#### REQUIREMENT:
Search the listing below for the string "then" and show each line that contains it.

# # # #

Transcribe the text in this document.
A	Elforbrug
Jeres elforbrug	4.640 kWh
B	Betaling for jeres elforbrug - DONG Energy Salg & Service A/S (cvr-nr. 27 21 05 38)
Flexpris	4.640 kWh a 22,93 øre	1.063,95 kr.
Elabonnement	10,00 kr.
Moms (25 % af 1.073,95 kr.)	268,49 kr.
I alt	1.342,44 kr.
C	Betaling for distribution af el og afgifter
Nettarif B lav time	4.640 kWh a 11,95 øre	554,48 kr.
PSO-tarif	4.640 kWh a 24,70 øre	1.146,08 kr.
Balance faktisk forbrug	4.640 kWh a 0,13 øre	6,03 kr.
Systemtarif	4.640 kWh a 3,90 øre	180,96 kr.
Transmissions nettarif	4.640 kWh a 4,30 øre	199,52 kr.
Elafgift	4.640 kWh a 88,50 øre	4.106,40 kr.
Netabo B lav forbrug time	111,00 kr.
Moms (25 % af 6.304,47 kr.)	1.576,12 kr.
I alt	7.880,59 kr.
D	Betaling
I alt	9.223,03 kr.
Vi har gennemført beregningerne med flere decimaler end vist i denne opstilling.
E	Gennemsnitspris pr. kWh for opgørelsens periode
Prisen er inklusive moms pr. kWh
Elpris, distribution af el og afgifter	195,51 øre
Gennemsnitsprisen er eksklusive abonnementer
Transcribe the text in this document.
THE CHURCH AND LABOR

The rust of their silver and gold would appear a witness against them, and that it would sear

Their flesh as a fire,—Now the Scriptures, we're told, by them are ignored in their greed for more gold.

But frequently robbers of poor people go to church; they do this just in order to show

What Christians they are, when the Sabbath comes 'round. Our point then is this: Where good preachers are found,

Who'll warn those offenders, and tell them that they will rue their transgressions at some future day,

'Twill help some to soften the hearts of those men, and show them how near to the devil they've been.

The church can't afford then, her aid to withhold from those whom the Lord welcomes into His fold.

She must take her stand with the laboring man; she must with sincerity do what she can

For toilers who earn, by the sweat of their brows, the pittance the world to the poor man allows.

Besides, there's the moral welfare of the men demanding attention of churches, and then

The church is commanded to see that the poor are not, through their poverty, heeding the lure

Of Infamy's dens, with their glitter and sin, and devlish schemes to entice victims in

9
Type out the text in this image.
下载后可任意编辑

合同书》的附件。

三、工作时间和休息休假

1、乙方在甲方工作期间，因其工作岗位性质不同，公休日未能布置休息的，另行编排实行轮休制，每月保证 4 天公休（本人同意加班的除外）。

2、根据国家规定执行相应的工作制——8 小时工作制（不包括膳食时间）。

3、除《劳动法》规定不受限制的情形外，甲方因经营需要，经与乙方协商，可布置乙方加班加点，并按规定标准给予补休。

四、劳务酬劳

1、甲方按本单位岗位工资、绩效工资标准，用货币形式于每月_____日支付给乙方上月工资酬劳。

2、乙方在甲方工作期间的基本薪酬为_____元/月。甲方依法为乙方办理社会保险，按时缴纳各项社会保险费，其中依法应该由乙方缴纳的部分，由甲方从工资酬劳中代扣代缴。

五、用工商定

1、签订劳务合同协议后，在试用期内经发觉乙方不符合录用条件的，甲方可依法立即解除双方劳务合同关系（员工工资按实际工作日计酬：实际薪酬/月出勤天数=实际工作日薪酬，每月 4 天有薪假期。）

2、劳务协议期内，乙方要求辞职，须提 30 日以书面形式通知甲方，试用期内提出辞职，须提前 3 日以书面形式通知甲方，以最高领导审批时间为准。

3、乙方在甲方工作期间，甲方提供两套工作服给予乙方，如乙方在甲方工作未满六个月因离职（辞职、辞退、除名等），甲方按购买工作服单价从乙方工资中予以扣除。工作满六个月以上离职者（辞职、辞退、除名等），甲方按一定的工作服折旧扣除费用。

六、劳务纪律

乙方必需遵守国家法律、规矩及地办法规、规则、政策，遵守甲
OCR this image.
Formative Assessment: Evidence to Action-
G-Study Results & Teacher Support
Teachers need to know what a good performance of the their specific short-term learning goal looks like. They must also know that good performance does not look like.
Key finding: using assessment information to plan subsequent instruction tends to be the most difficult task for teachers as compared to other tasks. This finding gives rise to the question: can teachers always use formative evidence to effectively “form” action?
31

# # # #

#### ANSWER TO THIS EXERCISE:
What Christians they are, when the Sabbath comes 'round. Our point then is this: Where good preachers are found,
The church can't afford then, her aid to withhold from those whom the Lord welcomes into His fold.
Besides, there's the moral welfare of the men demanding attention of churches, and then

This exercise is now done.